(Problem)
Find the string "object" in the entries and copy each line that has it.

## Begin

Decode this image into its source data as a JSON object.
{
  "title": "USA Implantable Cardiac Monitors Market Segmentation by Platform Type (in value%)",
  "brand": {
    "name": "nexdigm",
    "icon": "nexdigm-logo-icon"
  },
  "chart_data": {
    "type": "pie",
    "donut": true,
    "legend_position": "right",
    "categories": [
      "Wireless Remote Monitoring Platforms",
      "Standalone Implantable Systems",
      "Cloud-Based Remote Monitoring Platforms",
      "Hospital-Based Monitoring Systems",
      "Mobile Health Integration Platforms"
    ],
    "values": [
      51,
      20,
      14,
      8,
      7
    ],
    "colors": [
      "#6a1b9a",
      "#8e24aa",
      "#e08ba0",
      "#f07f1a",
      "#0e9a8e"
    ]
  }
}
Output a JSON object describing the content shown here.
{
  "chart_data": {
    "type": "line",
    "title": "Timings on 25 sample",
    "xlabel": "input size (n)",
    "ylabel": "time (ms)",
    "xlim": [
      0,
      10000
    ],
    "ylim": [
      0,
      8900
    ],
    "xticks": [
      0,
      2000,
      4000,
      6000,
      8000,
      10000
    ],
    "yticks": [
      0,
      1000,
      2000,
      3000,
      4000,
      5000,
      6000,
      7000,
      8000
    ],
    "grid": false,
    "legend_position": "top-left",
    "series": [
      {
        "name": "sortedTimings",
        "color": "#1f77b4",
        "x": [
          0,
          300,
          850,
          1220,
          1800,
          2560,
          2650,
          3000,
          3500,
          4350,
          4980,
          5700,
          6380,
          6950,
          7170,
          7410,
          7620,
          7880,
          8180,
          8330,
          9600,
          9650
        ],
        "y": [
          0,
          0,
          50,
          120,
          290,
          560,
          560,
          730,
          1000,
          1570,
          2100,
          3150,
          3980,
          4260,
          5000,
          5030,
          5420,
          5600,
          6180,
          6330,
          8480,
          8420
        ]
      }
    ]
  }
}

## End

(Answer to this exercise)
Decode this image into its source data as a JSON object.
Output a JSON object describing the content shown here.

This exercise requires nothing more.